Your instructions
Within the records that follow, find every line containing the string "request". Copy those lines.

Data lines
────────────────────

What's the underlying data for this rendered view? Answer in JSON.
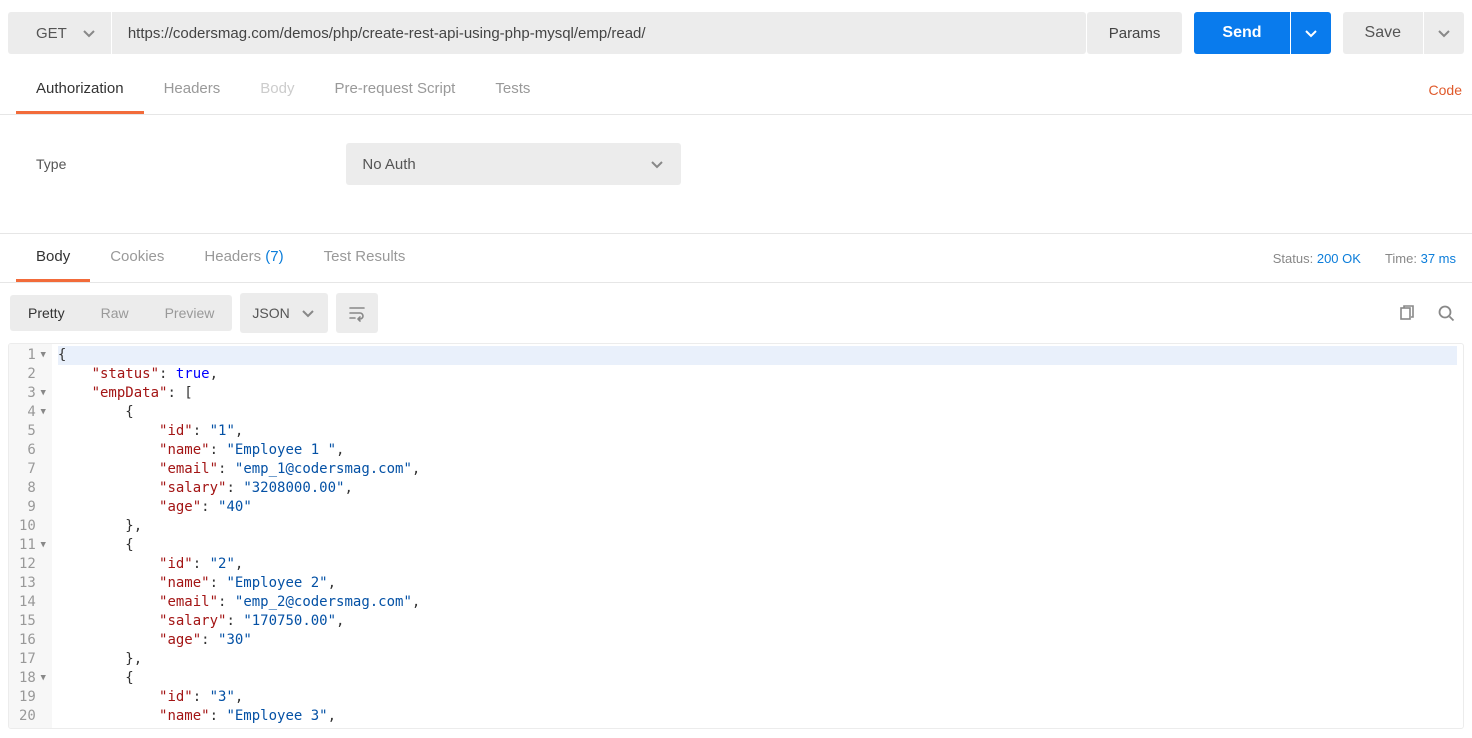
{
  "request": {
    "method": "GET",
    "url": "https://codersmag.com/demos/php/create-rest-api-using-php-mysql/emp/read/",
    "params_label": "Params",
    "send_label": "Send",
    "save_label": "Save"
  },
  "req_tabs": {
    "authorization": "Authorization",
    "headers": "Headers",
    "body": "Body",
    "prerequest": "Pre-request Script",
    "tests": "Tests"
  },
  "code_link": "Code",
  "auth": {
    "type_label": "Type",
    "value": "No Auth"
  },
  "resp_tabs": {
    "body": "Body",
    "cookies": "Cookies",
    "headers": "Headers",
    "headers_count": "(7)",
    "test_results": "Test Results"
  },
  "resp_meta": {
    "status_label": "Status:",
    "status_value": "200 OK",
    "time_label": "Time:",
    "time_value": "37 ms"
  },
  "view": {
    "pretty": "Pretty",
    "raw": "Raw",
    "preview": "Preview",
    "format": "JSON"
  },
  "code_lines": [
    {
      "n": 1,
      "fold": true,
      "hl": true,
      "tokens": [
        {
          "t": "{",
          "c": "punct"
        }
      ]
    },
    {
      "n": 2,
      "tokens": [
        {
          "t": "    ",
          "c": "p"
        },
        {
          "t": "\"status\"",
          "c": "key"
        },
        {
          "t": ": ",
          "c": "p"
        },
        {
          "t": "true",
          "c": "bool"
        },
        {
          "t": ",",
          "c": "punct"
        }
      ]
    },
    {
      "n": 3,
      "fold": true,
      "tokens": [
        {
          "t": "    ",
          "c": "p"
        },
        {
          "t": "\"empData\"",
          "c": "key"
        },
        {
          "t": ": [",
          "c": "punct"
        }
      ]
    },
    {
      "n": 4,
      "fold": true,
      "tokens": [
        {
          "t": "        {",
          "c": "punct"
        }
      ]
    },
    {
      "n": 5,
      "tokens": [
        {
          "t": "            ",
          "c": "p"
        },
        {
          "t": "\"id\"",
          "c": "key"
        },
        {
          "t": ": ",
          "c": "p"
        },
        {
          "t": "\"1\"",
          "c": "str"
        },
        {
          "t": ",",
          "c": "punct"
        }
      ]
    },
    {
      "n": 6,
      "tokens": [
        {
          "t": "            ",
          "c": "p"
        },
        {
          "t": "\"name\"",
          "c": "key"
        },
        {
          "t": ": ",
          "c": "p"
        },
        {
          "t": "\"Employee 1 \"",
          "c": "str"
        },
        {
          "t": ",",
          "c": "punct"
        }
      ]
    },
    {
      "n": 7,
      "tokens": [
        {
          "t": "            ",
          "c": "p"
        },
        {
          "t": "\"email\"",
          "c": "key"
        },
        {
          "t": ": ",
          "c": "p"
        },
        {
          "t": "\"emp_1@codersmag.com\"",
          "c": "str"
        },
        {
          "t": ",",
          "c": "punct"
        }
      ]
    },
    {
      "n": 8,
      "tokens": [
        {
          "t": "            ",
          "c": "p"
        },
        {
          "t": "\"salary\"",
          "c": "key"
        },
        {
          "t": ": ",
          "c": "p"
        },
        {
          "t": "\"3208000.00\"",
          "c": "str"
        },
        {
          "t": ",",
          "c": "punct"
        }
      ]
    },
    {
      "n": 9,
      "tokens": [
        {
          "t": "            ",
          "c": "p"
        },
        {
          "t": "\"age\"",
          "c": "key"
        },
        {
          "t": ": ",
          "c": "p"
        },
        {
          "t": "\"40\"",
          "c": "str"
        }
      ]
    },
    {
      "n": 10,
      "tokens": [
        {
          "t": "        },",
          "c": "punct"
        }
      ]
    },
    {
      "n": 11,
      "fold": true,
      "tokens": [
        {
          "t": "        {",
          "c": "punct"
        }
      ]
    },
    {
      "n": 12,
      "tokens": [
        {
          "t": "            ",
          "c": "p"
        },
        {
          "t": "\"id\"",
          "c": "key"
        },
        {
          "t": ": ",
          "c": "p"
        },
        {
          "t": "\"2\"",
          "c": "str"
        },
        {
          "t": ",",
          "c": "punct"
        }
      ]
    },
    {
      "n": 13,
      "tokens": [
        {
          "t": "            ",
          "c": "p"
        },
        {
          "t": "\"name\"",
          "c": "key"
        },
        {
          "t": ": ",
          "c": "p"
        },
        {
          "t": "\"Employee 2\"",
          "c": "str"
        },
        {
          "t": ",",
          "c": "punct"
        }
      ]
    },
    {
      "n": 14,
      "tokens": [
        {
          "t": "            ",
          "c": "p"
        },
        {
          "t": "\"email\"",
          "c": "key"
        },
        {
          "t": ": ",
          "c": "p"
        },
        {
          "t": "\"emp_2@codersmag.com\"",
          "c": "str"
        },
        {
          "t": ",",
          "c": "punct"
        }
      ]
    },
    {
      "n": 15,
      "tokens": [
        {
          "t": "            ",
          "c": "p"
        },
        {
          "t": "\"salary\"",
          "c": "key"
        },
        {
          "t": ": ",
          "c": "p"
        },
        {
          "t": "\"170750.00\"",
          "c": "str"
        },
        {
          "t": ",",
          "c": "punct"
        }
      ]
    },
    {
      "n": 16,
      "tokens": [
        {
          "t": "            ",
          "c": "p"
        },
        {
          "t": "\"age\"",
          "c": "key"
        },
        {
          "t": ": ",
          "c": "p"
        },
        {
          "t": "\"30\"",
          "c": "str"
        }
      ]
    },
    {
      "n": 17,
      "tokens": [
        {
          "t": "        },",
          "c": "punct"
        }
      ]
    },
    {
      "n": 18,
      "fold": true,
      "tokens": [
        {
          "t": "        {",
          "c": "punct"
        }
      ]
    },
    {
      "n": 19,
      "tokens": [
        {
          "t": "            ",
          "c": "p"
        },
        {
          "t": "\"id\"",
          "c": "key"
        },
        {
          "t": ": ",
          "c": "p"
        },
        {
          "t": "\"3\"",
          "c": "str"
        },
        {
          "t": ",",
          "c": "punct"
        }
      ]
    },
    {
      "n": 20,
      "tokens": [
        {
          "t": "            ",
          "c": "p"
        },
        {
          "t": "\"name\"",
          "c": "key"
        },
        {
          "t": ": ",
          "c": "p"
        },
        {
          "t": "\"Employee 3\"",
          "c": "str"
        },
        {
          "t": ",",
          "c": "punct"
        }
      ]
    }
  ]
}
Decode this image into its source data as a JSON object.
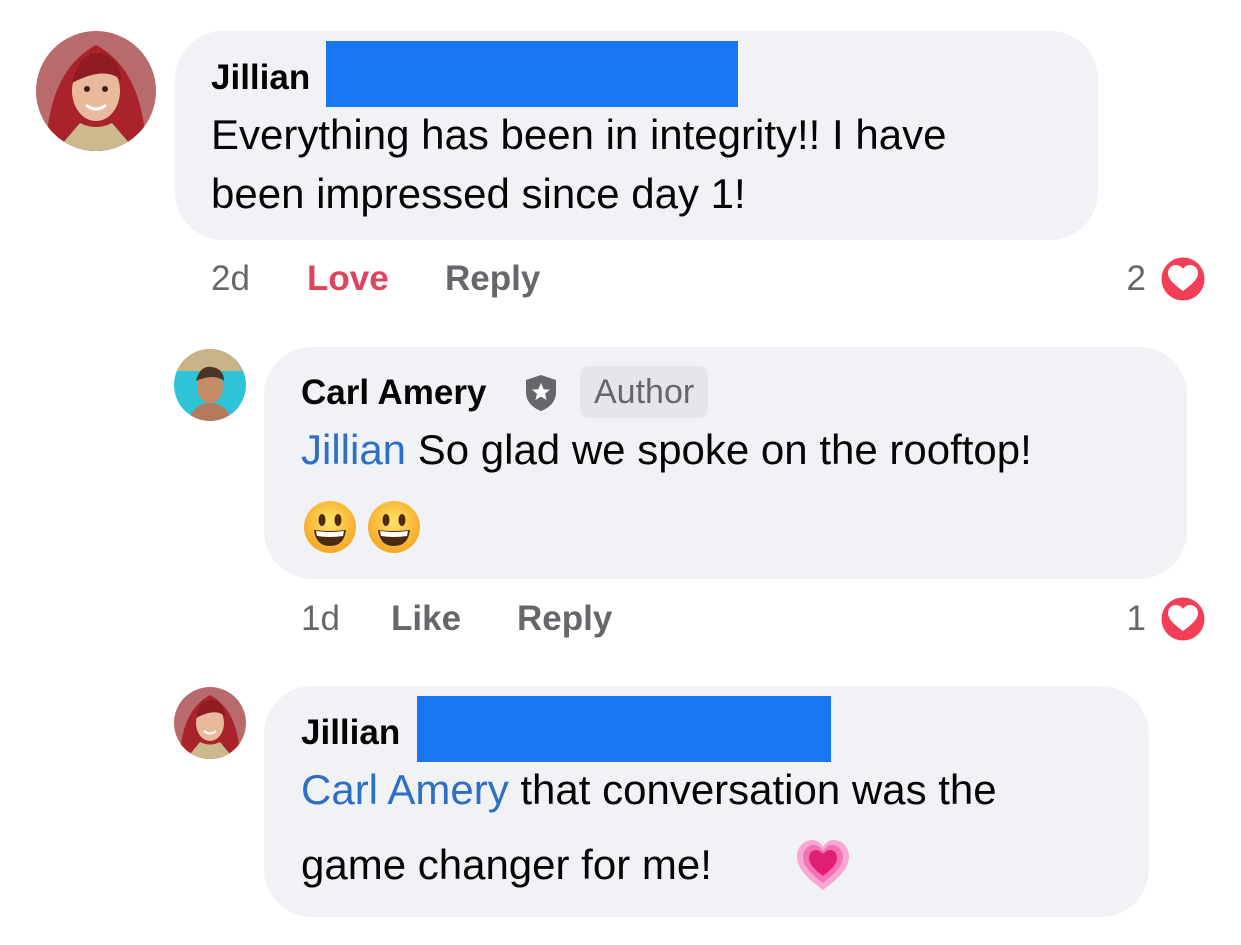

────────────────────

Response to this exercise
  "request": {
    "prerequest": "Pre-request Script",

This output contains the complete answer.